## [Material to process]
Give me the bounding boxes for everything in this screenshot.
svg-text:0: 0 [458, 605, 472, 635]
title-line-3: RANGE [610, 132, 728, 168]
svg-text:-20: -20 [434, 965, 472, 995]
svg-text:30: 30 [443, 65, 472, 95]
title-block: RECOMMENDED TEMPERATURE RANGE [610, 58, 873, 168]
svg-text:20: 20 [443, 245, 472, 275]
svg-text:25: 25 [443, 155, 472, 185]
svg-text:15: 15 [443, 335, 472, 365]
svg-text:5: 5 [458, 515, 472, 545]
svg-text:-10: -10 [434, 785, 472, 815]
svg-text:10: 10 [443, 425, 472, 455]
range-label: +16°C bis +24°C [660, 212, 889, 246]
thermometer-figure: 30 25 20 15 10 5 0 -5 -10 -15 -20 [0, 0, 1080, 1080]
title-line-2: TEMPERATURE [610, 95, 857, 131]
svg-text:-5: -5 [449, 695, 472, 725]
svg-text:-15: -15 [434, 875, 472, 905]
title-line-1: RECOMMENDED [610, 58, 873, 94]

==

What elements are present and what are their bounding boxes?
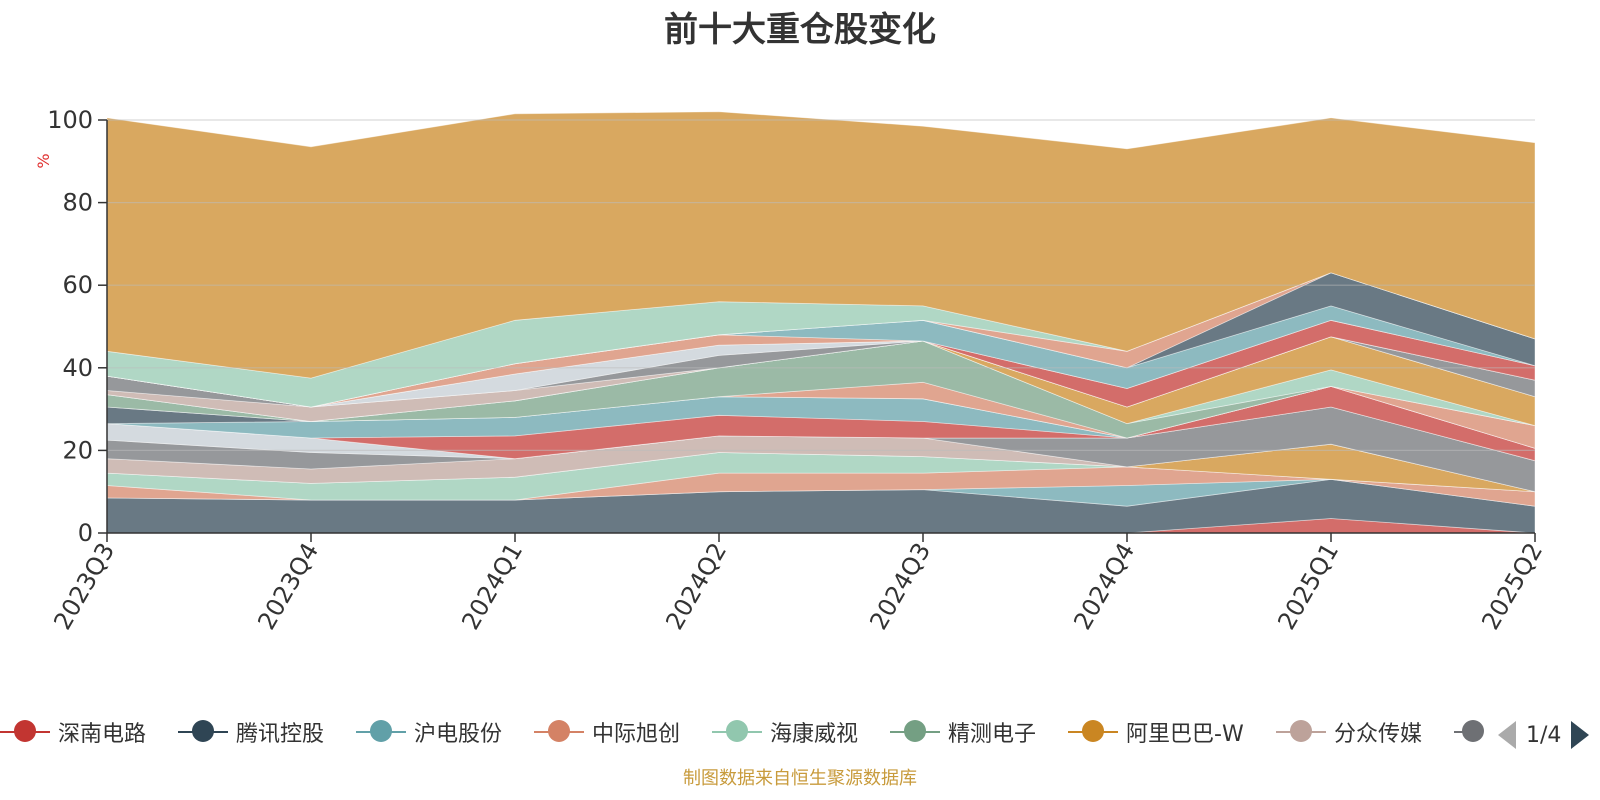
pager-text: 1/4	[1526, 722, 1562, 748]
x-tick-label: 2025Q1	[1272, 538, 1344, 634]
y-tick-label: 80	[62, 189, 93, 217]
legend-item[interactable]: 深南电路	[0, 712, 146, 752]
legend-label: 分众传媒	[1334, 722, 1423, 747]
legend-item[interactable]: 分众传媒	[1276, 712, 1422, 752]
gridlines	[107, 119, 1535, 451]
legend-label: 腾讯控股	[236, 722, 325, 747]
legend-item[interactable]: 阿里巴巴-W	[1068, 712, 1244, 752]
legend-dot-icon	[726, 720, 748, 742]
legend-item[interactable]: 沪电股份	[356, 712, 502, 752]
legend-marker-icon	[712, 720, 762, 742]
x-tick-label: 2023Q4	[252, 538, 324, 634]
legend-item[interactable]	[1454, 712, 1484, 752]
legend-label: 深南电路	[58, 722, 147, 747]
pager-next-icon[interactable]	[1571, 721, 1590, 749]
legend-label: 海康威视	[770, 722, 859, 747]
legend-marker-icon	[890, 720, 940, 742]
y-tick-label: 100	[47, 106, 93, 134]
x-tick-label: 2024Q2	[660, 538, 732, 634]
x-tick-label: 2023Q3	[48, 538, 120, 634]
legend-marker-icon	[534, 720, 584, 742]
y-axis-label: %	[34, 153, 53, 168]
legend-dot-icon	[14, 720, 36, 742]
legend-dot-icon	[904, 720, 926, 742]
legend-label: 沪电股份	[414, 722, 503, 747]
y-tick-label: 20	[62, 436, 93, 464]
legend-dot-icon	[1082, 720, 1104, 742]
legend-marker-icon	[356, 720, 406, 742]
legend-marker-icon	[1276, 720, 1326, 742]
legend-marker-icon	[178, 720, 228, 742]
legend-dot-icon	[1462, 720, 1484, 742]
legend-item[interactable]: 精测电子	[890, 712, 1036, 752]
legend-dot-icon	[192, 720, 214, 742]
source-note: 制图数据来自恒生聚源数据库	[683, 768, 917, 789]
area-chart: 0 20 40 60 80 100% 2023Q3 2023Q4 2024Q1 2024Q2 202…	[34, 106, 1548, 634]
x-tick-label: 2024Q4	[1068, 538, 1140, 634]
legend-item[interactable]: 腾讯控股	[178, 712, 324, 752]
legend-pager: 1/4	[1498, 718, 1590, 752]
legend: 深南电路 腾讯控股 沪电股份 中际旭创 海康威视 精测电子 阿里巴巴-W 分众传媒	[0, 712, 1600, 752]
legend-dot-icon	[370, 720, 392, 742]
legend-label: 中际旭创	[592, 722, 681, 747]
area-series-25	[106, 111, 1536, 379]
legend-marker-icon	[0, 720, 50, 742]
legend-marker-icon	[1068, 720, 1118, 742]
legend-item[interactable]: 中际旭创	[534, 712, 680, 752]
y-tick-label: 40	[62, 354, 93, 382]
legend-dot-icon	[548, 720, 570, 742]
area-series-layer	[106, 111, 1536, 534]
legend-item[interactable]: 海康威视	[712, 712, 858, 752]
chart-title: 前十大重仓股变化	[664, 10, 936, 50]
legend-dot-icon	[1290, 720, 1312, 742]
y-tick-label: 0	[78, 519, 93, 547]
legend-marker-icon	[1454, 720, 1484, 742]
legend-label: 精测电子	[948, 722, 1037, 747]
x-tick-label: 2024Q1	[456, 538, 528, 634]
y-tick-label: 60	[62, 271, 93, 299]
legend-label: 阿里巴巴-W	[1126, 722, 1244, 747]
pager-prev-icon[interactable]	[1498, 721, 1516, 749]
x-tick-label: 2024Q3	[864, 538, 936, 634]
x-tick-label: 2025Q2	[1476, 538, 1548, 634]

* * *

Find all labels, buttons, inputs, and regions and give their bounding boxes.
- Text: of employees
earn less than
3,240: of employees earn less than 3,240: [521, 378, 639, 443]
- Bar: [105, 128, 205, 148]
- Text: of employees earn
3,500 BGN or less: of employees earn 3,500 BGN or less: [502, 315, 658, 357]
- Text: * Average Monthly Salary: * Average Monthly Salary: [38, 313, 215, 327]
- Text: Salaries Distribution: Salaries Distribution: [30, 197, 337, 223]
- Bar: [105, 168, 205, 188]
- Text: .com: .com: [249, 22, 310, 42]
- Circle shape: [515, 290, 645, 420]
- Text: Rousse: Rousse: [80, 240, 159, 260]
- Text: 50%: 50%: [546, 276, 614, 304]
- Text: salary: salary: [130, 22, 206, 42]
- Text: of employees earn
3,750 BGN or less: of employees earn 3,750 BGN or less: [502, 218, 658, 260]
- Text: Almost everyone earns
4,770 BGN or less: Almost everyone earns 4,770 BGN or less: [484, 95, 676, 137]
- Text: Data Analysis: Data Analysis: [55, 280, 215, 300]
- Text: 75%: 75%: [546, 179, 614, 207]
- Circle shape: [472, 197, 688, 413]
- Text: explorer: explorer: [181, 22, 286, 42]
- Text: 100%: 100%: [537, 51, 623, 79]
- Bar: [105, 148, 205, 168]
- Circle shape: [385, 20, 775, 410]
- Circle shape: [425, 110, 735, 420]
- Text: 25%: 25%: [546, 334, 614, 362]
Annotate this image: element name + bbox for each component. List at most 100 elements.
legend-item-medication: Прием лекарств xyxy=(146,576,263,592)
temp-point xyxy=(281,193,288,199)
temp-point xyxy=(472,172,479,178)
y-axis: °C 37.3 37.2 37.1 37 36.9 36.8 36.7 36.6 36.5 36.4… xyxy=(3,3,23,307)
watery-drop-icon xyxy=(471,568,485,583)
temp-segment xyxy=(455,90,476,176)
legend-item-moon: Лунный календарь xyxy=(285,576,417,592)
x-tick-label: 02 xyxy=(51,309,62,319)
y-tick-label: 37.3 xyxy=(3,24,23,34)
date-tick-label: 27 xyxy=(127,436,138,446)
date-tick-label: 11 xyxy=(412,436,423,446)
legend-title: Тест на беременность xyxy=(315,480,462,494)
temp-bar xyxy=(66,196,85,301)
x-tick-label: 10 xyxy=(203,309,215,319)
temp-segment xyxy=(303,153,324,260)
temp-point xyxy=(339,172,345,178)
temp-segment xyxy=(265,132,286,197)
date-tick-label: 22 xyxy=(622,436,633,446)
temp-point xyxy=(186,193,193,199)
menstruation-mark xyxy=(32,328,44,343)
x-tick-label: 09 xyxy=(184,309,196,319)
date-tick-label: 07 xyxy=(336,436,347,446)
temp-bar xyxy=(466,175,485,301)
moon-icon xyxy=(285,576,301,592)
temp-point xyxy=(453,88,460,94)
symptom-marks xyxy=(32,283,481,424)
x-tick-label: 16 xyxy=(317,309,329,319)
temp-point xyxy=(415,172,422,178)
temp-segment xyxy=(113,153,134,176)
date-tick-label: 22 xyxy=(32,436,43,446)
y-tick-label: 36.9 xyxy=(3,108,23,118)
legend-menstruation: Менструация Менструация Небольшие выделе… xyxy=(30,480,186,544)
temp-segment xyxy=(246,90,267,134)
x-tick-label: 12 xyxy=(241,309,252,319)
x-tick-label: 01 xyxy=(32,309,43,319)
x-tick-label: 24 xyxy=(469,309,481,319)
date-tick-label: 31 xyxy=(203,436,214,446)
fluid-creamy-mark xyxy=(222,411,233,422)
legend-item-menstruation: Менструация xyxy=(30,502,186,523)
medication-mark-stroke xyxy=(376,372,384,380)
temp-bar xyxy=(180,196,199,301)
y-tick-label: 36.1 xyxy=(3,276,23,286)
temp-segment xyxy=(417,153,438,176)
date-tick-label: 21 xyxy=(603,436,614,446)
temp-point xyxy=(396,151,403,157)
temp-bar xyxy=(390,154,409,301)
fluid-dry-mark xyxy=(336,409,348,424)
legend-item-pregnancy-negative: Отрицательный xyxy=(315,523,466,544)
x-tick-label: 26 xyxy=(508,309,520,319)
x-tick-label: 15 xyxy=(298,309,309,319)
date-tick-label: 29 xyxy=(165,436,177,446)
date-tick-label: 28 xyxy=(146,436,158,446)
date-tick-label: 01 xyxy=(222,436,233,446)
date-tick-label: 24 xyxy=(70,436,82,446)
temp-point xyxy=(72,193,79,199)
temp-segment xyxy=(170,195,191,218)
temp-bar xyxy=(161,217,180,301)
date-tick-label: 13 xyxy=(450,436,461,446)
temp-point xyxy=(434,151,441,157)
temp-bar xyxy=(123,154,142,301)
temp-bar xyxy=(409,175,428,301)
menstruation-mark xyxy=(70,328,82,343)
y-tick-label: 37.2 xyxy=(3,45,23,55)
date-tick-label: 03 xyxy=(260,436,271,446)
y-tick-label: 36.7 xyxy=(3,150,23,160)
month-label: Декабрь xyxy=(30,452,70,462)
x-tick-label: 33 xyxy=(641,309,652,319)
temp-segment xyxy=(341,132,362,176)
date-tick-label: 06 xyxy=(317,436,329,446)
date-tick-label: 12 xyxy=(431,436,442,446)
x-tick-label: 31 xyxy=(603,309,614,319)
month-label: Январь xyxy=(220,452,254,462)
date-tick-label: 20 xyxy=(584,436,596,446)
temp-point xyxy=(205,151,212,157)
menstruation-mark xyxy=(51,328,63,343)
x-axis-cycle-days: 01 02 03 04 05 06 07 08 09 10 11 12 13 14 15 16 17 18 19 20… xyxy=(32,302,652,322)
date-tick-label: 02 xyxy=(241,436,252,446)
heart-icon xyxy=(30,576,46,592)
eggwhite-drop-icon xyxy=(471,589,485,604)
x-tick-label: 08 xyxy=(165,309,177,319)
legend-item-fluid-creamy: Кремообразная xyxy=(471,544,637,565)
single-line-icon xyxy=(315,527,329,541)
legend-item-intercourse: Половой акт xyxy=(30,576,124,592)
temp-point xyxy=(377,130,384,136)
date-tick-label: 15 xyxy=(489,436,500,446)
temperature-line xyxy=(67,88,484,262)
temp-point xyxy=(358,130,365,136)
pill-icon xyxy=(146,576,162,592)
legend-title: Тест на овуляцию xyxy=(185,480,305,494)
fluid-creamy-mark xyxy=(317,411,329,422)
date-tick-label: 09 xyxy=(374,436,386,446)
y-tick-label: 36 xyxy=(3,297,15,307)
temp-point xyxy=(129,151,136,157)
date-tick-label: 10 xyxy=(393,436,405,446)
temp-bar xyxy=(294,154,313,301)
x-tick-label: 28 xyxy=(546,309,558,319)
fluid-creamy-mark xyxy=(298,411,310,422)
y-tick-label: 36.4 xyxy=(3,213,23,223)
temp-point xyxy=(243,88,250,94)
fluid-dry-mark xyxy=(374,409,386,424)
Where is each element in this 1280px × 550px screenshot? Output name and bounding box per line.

## [Problem requirements]
Copy out the records again, starting with the line that contains "Find all labels, buttons, inputs, and" and going on through the line that contains "temp-point xyxy=(472,172,479,178)".

## [Complete answer]
Find all labels, buttons, inputs, and regions and give their bounding boxes.
- Text: of employees
earn less than
3,240: of employees earn less than 3,240: [521, 378, 639, 443]
- Bar: [105, 128, 205, 148]
- Text: of employees earn
3,500 BGN or less: of employees earn 3,500 BGN or less: [502, 315, 658, 357]
- Text: * Average Monthly Salary: * Average Monthly Salary: [38, 313, 215, 327]
- Text: Salaries Distribution: Salaries Distribution: [30, 197, 337, 223]
- Bar: [105, 168, 205, 188]
- Text: .com: .com: [249, 22, 310, 42]
- Circle shape: [515, 290, 645, 420]
- Text: Rousse: Rousse: [80, 240, 159, 260]
- Text: 50%: 50%: [546, 276, 614, 304]
- Text: salary: salary: [130, 22, 206, 42]
- Text: of employees earn
3,750 BGN or less: of employees earn 3,750 BGN or less: [502, 218, 658, 260]
- Text: Almost everyone earns
4,770 BGN or less: Almost everyone earns 4,770 BGN or less: [484, 95, 676, 137]
- Text: Data Analysis: Data Analysis: [55, 280, 215, 300]
- Text: 75%: 75%: [546, 179, 614, 207]
- Circle shape: [472, 197, 688, 413]
- Text: explorer: explorer: [181, 22, 286, 42]
- Text: 100%: 100%: [537, 51, 623, 79]
- Bar: [105, 148, 205, 168]
- Circle shape: [385, 20, 775, 410]
- Circle shape: [425, 110, 735, 420]
- Text: 25%: 25%: [546, 334, 614, 362]
Annotate this image: element name + bbox for each component. List at most 100 elements.
legend-item-medication: Прием лекарств xyxy=(146,576,263,592)
temp-point xyxy=(281,193,288,199)
temp-point xyxy=(472,172,479,178)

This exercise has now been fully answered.